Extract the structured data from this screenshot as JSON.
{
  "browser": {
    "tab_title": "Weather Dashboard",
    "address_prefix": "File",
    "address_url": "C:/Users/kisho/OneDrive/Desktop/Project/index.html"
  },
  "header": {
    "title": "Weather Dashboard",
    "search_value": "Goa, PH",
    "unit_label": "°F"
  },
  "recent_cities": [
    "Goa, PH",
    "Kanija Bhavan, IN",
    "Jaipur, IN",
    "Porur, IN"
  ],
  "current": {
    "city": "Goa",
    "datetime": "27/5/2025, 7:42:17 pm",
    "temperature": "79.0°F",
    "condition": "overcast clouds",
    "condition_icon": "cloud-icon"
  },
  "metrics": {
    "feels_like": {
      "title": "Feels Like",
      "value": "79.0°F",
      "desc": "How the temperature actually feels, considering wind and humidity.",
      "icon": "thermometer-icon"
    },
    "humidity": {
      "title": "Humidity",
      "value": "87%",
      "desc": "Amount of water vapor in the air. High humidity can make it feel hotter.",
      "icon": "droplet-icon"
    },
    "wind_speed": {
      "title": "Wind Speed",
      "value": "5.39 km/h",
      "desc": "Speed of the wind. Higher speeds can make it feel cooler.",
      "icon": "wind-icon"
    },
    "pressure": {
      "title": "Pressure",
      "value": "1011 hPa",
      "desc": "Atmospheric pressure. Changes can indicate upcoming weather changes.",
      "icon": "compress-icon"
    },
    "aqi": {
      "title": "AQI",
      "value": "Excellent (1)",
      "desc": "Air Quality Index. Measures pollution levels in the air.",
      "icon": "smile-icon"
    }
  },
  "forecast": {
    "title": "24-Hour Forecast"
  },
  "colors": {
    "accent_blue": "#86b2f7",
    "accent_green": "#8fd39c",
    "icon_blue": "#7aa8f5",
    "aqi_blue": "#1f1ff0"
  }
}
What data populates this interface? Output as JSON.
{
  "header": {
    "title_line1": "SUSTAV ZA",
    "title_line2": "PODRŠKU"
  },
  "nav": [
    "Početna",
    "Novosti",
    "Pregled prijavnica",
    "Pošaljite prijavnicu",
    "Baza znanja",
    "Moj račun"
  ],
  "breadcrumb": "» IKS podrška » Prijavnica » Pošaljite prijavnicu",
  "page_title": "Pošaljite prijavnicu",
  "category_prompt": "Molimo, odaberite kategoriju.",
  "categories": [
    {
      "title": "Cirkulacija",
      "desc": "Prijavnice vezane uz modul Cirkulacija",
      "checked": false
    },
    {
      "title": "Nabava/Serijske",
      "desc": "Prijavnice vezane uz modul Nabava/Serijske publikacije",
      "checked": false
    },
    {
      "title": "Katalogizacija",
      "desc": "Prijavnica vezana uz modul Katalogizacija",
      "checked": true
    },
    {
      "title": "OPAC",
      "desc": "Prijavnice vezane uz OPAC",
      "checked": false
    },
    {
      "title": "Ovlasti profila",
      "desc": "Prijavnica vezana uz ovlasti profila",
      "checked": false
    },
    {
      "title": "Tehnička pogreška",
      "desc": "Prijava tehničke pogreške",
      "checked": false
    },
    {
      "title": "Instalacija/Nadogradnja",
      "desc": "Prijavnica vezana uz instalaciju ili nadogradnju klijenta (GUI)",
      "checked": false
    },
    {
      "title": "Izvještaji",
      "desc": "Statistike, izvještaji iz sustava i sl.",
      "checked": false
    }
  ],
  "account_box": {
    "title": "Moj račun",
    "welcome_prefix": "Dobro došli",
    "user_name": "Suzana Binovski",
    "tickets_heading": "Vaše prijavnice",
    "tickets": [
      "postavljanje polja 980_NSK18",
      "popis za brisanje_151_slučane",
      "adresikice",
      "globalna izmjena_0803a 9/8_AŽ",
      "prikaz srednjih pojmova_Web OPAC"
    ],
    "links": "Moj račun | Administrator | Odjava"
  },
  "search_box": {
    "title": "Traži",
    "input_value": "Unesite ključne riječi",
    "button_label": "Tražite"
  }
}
*****
• **Objective**: Gather from the data above every line with the string "modul".

• **Final answer**:
      "desc": "Prijavnice vezane uz modul Cirkulacija",
      "desc": "Prijavnice vezane uz modul Nabava/Serijske publikacije",
      "desc": "Prijavnica vezana uz modul Katalogizacija",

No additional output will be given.